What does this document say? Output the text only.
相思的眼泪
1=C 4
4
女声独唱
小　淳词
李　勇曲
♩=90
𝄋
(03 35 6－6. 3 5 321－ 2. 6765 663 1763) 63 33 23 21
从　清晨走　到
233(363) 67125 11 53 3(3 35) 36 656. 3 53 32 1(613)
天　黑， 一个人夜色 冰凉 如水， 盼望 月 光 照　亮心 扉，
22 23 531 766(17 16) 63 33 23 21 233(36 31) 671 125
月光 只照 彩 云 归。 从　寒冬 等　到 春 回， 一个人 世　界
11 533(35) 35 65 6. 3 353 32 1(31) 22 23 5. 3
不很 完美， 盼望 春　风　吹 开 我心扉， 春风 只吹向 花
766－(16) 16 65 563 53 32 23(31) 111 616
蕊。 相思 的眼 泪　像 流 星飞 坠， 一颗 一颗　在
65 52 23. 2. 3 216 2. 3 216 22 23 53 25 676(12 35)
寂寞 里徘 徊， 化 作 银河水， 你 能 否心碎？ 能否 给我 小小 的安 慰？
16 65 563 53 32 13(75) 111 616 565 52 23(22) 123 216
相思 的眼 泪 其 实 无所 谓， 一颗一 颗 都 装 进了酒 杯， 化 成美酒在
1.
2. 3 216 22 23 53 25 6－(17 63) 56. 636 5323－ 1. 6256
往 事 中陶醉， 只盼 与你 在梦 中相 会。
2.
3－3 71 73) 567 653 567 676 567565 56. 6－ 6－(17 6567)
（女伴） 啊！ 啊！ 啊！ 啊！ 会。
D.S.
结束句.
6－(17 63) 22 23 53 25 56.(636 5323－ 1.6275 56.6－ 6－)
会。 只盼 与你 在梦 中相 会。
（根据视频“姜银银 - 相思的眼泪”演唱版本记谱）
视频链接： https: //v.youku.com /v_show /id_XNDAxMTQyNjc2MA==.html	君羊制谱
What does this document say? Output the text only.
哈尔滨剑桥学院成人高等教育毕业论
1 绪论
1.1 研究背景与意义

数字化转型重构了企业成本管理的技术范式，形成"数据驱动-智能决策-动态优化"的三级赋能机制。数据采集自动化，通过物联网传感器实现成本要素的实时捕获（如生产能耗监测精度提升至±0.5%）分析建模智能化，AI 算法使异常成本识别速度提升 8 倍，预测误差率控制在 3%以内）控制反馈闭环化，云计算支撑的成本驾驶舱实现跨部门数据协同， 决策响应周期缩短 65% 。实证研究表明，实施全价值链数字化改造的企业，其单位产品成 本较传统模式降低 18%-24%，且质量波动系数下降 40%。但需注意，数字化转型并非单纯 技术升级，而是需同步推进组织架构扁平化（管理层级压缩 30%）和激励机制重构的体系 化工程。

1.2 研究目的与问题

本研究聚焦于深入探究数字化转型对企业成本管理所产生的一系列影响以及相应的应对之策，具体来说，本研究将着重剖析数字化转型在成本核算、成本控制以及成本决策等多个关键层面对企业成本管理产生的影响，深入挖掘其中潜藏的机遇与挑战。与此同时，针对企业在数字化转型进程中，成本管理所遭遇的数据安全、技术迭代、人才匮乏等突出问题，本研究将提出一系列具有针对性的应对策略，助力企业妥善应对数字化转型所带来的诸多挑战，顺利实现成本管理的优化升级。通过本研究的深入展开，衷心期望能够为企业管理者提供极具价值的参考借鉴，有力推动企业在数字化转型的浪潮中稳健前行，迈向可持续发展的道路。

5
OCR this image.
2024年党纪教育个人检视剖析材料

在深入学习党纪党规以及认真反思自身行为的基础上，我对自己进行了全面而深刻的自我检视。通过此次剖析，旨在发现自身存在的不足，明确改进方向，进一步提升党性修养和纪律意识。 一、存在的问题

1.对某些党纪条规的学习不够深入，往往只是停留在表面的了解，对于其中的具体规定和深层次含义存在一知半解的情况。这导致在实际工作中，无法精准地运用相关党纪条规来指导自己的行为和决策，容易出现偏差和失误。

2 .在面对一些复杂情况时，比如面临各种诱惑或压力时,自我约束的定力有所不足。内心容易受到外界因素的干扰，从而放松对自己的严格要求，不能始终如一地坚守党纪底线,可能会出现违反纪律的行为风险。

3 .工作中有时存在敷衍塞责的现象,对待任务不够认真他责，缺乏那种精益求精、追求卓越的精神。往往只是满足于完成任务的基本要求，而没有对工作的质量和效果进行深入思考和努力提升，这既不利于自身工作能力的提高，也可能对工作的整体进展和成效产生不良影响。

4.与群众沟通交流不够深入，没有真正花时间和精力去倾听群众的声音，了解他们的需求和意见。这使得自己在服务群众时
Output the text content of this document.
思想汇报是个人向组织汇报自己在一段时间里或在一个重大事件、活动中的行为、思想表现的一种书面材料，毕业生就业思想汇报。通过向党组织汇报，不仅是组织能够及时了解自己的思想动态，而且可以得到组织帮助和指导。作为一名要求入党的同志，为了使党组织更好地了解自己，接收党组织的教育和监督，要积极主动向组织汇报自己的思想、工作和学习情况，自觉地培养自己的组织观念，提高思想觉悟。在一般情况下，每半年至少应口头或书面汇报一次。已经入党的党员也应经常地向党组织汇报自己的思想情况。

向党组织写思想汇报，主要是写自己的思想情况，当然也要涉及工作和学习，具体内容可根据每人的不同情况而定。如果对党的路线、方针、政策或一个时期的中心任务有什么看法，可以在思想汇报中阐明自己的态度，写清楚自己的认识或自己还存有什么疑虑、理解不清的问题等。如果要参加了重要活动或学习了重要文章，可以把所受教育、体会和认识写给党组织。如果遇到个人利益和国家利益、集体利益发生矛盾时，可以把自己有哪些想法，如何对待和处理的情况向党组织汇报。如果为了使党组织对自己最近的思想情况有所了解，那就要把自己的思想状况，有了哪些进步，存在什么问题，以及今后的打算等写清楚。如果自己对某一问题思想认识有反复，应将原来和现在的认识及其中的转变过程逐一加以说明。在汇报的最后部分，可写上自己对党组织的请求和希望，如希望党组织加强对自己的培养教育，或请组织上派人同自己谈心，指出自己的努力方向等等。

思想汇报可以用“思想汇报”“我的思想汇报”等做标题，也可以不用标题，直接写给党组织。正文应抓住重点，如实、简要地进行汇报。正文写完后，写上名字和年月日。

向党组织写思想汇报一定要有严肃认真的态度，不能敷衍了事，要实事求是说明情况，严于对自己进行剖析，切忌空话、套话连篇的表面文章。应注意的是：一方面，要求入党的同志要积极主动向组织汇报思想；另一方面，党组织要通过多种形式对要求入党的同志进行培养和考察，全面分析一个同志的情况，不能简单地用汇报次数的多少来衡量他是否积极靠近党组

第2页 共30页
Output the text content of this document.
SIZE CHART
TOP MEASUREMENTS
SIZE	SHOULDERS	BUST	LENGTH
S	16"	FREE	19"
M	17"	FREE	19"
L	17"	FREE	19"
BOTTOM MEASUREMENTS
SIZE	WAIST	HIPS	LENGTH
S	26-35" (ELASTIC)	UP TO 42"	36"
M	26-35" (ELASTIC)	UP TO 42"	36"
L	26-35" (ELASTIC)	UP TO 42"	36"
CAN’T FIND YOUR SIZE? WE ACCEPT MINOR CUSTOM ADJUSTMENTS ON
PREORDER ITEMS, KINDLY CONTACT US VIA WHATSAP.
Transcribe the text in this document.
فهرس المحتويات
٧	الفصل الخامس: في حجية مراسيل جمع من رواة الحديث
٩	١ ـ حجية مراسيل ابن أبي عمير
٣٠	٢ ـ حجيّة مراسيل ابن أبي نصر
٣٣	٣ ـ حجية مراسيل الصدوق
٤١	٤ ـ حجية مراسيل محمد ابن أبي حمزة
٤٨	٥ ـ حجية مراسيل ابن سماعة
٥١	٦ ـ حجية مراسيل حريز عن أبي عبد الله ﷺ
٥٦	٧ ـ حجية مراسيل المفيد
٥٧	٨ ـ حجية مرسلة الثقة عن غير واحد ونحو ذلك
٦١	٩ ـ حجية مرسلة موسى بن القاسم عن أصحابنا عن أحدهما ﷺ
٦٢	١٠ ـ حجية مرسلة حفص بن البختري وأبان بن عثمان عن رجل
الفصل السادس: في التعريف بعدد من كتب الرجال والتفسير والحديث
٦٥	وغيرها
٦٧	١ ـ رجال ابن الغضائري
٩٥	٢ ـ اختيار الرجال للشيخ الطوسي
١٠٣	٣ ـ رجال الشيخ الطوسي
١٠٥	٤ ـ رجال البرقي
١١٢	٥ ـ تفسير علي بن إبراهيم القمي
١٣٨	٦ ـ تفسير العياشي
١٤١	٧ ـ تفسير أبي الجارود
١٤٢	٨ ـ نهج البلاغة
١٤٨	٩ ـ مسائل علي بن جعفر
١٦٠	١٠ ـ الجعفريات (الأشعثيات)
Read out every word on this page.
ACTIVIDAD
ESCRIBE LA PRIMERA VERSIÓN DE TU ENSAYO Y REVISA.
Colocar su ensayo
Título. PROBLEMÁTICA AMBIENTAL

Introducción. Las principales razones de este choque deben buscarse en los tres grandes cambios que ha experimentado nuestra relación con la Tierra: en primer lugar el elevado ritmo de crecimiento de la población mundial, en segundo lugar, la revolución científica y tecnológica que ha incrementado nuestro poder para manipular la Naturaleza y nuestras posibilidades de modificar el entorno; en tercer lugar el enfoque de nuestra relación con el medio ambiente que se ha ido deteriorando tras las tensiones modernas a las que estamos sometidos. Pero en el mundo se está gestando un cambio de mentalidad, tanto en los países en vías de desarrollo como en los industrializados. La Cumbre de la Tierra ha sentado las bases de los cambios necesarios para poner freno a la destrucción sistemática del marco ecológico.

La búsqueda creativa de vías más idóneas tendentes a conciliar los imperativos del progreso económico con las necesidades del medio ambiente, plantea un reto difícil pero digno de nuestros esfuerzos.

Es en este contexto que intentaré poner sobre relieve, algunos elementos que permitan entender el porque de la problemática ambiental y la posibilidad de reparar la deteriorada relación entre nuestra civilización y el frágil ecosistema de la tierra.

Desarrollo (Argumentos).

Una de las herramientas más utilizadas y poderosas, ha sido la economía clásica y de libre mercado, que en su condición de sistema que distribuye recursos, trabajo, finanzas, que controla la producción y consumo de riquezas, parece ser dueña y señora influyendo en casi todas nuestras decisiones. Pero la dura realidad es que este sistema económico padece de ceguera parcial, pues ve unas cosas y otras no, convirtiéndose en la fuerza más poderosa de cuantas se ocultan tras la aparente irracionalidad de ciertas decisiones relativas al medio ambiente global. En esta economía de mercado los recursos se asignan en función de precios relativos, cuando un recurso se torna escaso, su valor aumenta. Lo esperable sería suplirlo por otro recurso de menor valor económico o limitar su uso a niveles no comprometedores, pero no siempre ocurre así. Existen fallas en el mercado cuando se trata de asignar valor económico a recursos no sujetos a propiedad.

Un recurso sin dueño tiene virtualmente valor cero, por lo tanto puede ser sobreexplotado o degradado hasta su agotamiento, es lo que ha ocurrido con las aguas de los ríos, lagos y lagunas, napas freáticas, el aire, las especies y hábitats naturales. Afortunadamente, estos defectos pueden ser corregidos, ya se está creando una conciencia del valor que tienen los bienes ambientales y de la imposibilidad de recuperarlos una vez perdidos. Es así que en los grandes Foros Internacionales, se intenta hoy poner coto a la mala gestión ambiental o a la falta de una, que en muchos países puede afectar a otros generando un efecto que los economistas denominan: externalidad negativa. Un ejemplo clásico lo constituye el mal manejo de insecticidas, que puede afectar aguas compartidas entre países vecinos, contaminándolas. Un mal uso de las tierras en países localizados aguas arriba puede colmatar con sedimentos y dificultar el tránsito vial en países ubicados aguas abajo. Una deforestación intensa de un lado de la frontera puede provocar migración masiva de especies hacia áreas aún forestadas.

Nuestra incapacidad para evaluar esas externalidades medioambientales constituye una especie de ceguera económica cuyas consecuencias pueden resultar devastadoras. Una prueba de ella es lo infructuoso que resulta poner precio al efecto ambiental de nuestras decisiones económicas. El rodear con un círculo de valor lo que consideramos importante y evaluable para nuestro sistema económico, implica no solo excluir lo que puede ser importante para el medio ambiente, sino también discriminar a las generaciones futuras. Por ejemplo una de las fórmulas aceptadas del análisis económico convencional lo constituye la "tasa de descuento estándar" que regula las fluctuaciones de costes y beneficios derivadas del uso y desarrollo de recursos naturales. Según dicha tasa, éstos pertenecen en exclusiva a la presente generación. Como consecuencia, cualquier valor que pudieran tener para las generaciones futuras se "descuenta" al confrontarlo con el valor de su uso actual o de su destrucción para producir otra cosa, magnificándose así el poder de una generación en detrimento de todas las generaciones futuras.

--- --- ---

§ **Directive**: Across the preceding material, how many lines contain the word "ELASTIC"? State the number alone.

§ **Exercise response**: 3